## [WHAT YOU HAVE TO DO]
Reproduce this listing in full.

────────────────────

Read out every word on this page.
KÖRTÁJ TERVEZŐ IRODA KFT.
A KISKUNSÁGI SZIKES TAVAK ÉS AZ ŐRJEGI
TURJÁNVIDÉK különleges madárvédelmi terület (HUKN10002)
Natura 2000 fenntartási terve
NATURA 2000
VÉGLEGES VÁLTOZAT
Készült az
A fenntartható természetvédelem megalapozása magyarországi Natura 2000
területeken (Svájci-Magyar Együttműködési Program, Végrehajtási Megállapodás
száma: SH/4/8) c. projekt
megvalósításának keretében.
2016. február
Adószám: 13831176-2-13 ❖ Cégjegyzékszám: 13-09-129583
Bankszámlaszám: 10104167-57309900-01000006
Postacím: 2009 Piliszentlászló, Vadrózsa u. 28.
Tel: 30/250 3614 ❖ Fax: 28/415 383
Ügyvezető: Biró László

────────────────────

## [CORRECT ANSWER]
Read out every word on this page.
KÖRTÁJ TERVEZŐ IRODA KFT.
A KISKUNSÁGI SZIKES TAVAK ÉS AZ ŐRJEGI
TURJÁNVIDÉK különleges madárvédelmi terület (HUKN10002)
Natura 2000 fenntartási terve
NATURA 2000
VÉGLEGES VÁLTOZAT
Készült az
A fenntartható természetvédelem megalapozása magyarországi Natura 2000
területeken (Svájci-Magyar Együttműködési Program, Végrehajtási Megállapodás
száma: SH/4/8) c. projekt
megvalósításának keretében.
2016. február
Adószám: 13831176-2-13 ❖ Cégjegyzékszám: 13-09-129583
Bankszámlaszám: 10104167-57309900-01000006
Postacím: 2009 Piliszentlászló, Vadrózsa u. 28.
Tel: 30/250 3614 ❖ Fax: 28/415 383
Ügyvezető: Biró László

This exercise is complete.